SELECTION »
## begin

Adding React to your ASP.NET MVC web app

Adding React to your ASP.NET MVC web app

In this article, we'll take a look how and why you might want to choose React to handle your front end considerations, and let ASP.NET manage the backend


First, let's consider the range of responsibilities that each solution offers:

  • Templating - scaffolding out HTML markup based on page data
  • Routing - converting a request into a response
  • Middleware Pipeline - building assets
  • Model Binding - building usable model objects from HTML form data
  • API Services - handling data requests on a server
  • Client Side Interaction - updating a web page based on user interaction

For the most part, both of these frameworks offer ways to handle most of these concerns:

Middleware Pipeline
Model Binding
API Services
Client Side Interaction

Challenges when combining these two technologies include finding which pieces work best together.

Historically, ASP.NET has struggled to offer any sort of rich client experience out of the box. Because ASP.NET performs templating on the server, it's difficult to immediately respond to changes in state on the client without making a round trip, or writing the client side logic entirely separate from the rest of your application.

## end

STATED GOAL A »
Reproduce verbatim the passage of the article on React and ASP.NET MVC that begins with the words "Challenges when combining" and ends with "of your application.".
STATED GOAL B »
According to the article on React and ASP.NET MVC, why has ASP.NET historically had difficulty providing a rich client experience? Answer in one to three sentences.
The records are unrelated to the article on React and ASP.NET MVC.

EXTRACTED RECORDS »
## begin

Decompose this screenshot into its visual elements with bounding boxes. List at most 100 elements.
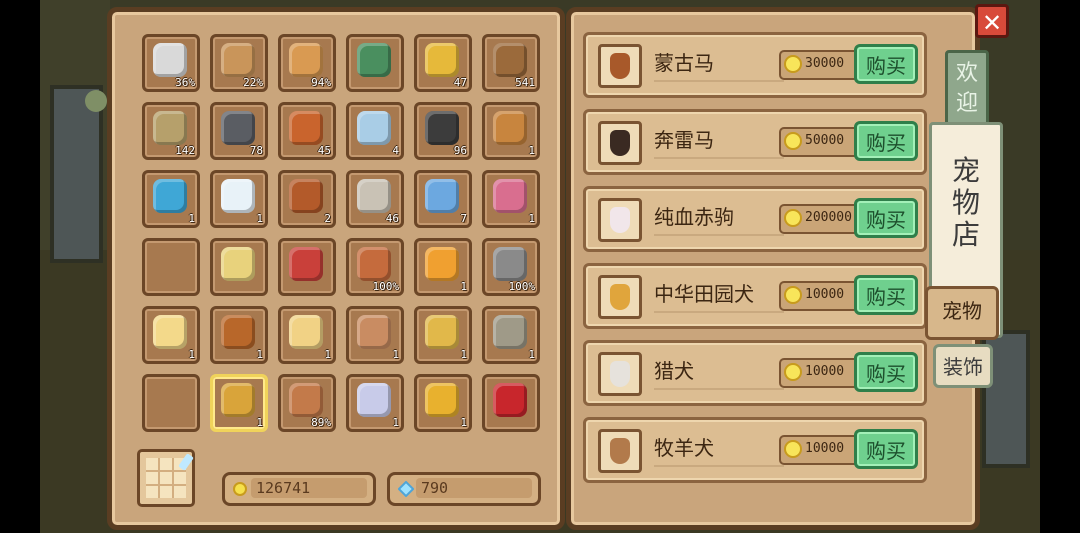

## end
## begin

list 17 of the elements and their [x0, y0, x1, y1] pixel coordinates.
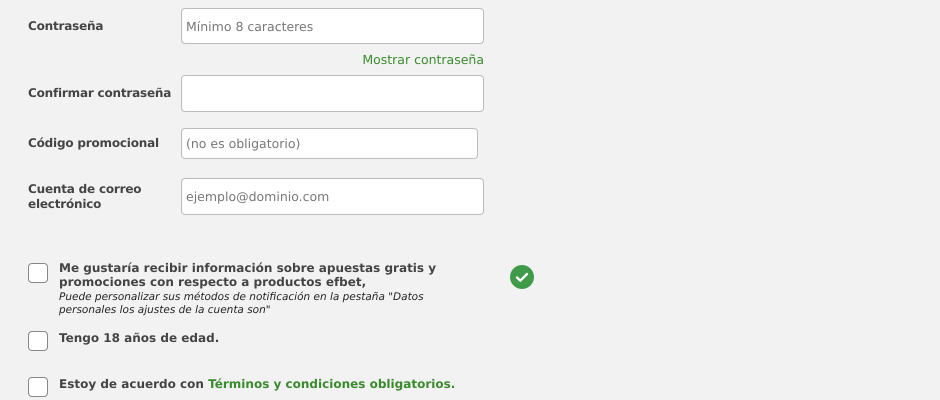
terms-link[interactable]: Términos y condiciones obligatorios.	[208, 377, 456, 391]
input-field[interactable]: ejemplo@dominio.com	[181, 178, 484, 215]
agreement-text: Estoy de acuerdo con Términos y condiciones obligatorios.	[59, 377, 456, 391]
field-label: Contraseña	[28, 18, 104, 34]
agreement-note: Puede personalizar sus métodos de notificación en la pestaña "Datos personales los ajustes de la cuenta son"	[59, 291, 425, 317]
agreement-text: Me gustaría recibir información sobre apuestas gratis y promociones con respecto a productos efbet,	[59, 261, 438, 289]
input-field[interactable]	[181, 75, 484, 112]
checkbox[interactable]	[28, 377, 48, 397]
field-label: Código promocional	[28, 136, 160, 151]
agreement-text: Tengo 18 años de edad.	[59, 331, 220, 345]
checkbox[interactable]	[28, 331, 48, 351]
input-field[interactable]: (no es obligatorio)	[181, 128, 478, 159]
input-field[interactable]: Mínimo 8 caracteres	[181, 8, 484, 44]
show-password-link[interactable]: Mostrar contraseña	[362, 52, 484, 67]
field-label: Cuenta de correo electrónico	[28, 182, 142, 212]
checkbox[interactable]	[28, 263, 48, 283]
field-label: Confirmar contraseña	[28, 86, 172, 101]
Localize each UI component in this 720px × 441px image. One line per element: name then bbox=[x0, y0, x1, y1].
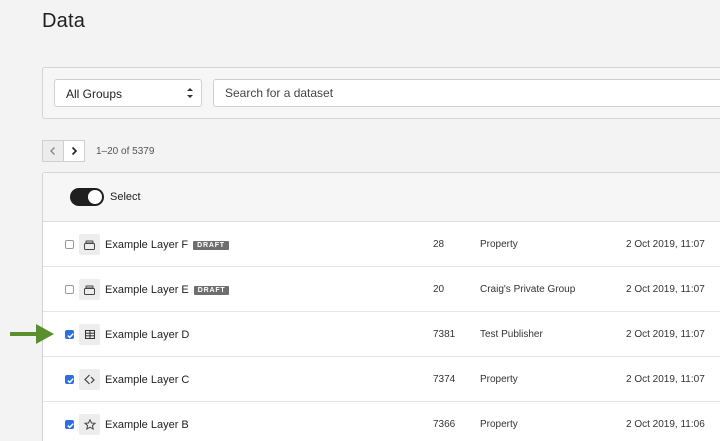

## end

EXERCISE ANSWER A »
Challenges when combining these two technologies include finding which pieces work best together.

Historically, ASP.NET has struggled to offer any sort of rich client experience out of the box. Because ASP.NET performs templating on the server, it's difficult to immediately respond to changes in state on the client without making a round trip, or writing the client side logic entirely separate from the rest of your application.

EXERCISE ANSWER B »
ASP.NET performs templating on the server. As a result, it is difficult to respond immediately to changes in state on the client without making a round trip or writing the client-side logic entirely separate from the rest of the application.